[START OF ENTRIES PROVIDED]
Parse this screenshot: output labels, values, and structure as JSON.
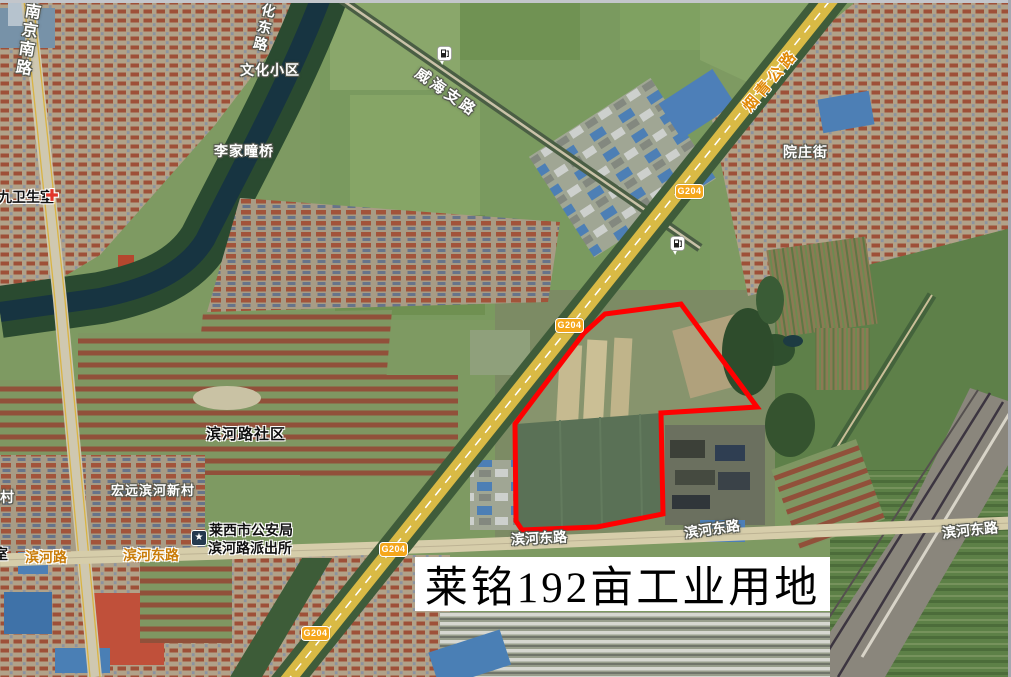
{
  "window": {
    "frame_color": "#c3c6cb"
  },
  "map": {
    "title_overlay": "莱铭192亩工业用地",
    "highway_shield": "G204",
    "road_labels": {
      "nanjing_south": "南京南路",
      "wenhua_east": "文化东路",
      "weihai_branch": "威海支路",
      "yanqing_highway": "烟青公路",
      "yuanzhuang_street": "院庄街",
      "binhe": "滨河路",
      "binhe_east": "滨河东路"
    },
    "place_labels": {
      "wenhua_community": "文化小区",
      "lijiatong_bridge": "李家疃桥",
      "clinic": "九卫生室",
      "binhe_community": "滨河路社区",
      "hongyuan_village": "宏远滨河新村",
      "guancun": "观村",
      "police_line1": "莱西市公安局",
      "police_line2": "滨河路派出所",
      "room": "室"
    },
    "icons": {
      "police_star_glyph": "★",
      "gas_station": "fuel-pump-marker",
      "clinic_cross": "red-cross-marker"
    },
    "colors": {
      "parcel_outline": "#ff0000",
      "shield_bg": "#f5a71c",
      "road_label_orange": "#c97c08",
      "title_bg": "#ffffff",
      "title_text": "#000000"
    }
  }
}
[END OF ENTRIES PROVIDED]
All records should be output exactly, with the pictures left out.

Parse this screenshot: output labels, values, and structure as JSON.
{
  "window": {
    "frame_color": "#c3c6cb"
  },
  "map": {
    "title_overlay": "莱铭192亩工业用地",
    "highway_shield": "G204",
    "road_labels": {
      "nanjing_south": "南京南路",
      "wenhua_east": "文化东路",
      "weihai_branch": "威海支路",
      "yanqing_highway": "烟青公路",
      "yuanzhuang_street": "院庄街",
      "binhe": "滨河路",
      "binhe_east": "滨河东路"
    },
    "place_labels": {
      "wenhua_community": "文化小区",
      "lijiatong_bridge": "李家疃桥",
      "clinic": "九卫生室",
      "binhe_community": "滨河路社区",
      "hongyuan_village": "宏远滨河新村",
      "guancun": "观村",
      "police_line1": "莱西市公安局",
      "police_line2": "滨河路派出所",
      "room": "室"
    },
    "icons": {
      "police_star_glyph": "★",
      "gas_station": "fuel-pump-marker",
      "clinic_cross": "red-cross-marker"
    },
    "colors": {
      "parcel_outline": "#ff0000",
      "shield_bg": "#f5a71c",
      "road_label_orange": "#c97c08",
      "title_bg": "#ffffff",
      "title_text": "#000000"
    }
  }
}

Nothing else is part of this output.